Pick every line with "Рисование" from the material below.

§

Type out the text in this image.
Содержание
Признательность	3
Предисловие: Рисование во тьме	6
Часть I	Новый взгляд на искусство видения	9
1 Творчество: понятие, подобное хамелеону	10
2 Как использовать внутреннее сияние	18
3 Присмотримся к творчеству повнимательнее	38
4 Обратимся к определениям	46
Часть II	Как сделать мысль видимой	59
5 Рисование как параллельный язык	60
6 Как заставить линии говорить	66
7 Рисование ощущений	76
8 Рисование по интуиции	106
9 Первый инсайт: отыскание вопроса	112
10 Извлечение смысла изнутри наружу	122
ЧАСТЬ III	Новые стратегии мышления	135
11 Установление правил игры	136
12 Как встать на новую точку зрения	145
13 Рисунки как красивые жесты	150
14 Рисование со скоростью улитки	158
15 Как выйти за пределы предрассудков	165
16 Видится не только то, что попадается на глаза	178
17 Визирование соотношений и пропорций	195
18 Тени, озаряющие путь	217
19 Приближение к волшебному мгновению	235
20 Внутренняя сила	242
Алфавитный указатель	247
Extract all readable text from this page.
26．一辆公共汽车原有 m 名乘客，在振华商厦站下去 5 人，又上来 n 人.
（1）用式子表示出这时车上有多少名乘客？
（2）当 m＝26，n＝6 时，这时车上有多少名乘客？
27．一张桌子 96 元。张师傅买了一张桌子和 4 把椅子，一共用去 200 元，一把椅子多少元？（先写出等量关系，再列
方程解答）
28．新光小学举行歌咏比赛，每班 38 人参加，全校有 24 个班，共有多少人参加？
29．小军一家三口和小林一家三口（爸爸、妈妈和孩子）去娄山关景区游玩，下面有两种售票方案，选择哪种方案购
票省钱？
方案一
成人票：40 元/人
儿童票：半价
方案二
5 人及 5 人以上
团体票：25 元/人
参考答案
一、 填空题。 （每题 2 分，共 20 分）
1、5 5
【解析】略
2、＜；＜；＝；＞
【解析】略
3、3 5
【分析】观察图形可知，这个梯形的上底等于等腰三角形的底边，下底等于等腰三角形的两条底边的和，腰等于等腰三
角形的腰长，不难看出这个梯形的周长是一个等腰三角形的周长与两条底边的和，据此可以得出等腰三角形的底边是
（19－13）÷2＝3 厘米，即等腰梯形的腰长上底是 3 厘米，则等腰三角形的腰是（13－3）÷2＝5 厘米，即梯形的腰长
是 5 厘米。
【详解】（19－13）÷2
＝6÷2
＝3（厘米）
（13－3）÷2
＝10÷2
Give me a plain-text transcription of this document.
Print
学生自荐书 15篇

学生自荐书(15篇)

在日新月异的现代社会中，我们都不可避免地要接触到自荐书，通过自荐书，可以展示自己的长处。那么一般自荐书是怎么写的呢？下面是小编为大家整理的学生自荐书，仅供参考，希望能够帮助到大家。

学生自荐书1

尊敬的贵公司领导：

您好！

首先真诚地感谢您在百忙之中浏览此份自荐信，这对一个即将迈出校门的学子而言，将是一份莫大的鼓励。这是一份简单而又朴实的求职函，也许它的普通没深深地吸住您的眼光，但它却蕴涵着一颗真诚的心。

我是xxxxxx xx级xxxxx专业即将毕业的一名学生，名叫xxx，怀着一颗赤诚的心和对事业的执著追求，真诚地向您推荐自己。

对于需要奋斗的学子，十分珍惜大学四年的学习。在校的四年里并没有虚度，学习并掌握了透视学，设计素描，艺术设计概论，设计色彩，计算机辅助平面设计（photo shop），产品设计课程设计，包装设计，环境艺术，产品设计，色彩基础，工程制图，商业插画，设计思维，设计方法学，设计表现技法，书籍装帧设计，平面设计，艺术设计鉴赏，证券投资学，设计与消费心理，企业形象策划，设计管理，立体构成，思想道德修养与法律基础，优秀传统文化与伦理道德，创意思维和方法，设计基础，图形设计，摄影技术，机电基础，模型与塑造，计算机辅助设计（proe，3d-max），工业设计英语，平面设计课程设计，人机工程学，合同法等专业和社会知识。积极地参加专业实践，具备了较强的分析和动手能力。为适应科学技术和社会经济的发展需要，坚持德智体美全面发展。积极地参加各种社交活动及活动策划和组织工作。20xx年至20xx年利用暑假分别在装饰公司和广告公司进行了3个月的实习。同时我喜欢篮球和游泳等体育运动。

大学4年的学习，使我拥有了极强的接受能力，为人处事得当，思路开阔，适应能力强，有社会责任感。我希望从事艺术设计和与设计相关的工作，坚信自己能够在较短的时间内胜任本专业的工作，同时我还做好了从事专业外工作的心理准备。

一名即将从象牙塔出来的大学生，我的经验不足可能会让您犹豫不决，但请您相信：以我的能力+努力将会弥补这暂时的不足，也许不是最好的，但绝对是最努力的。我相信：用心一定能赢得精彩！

§

• _ANSWER TO THIS TASK_:
Предисловие: Рисование во тьме	6
5 Рисование как параллельный язык	60
7 Рисование ощущений	76
8 Рисование по интуиции	106
14 Рисование со скоростью улитки	158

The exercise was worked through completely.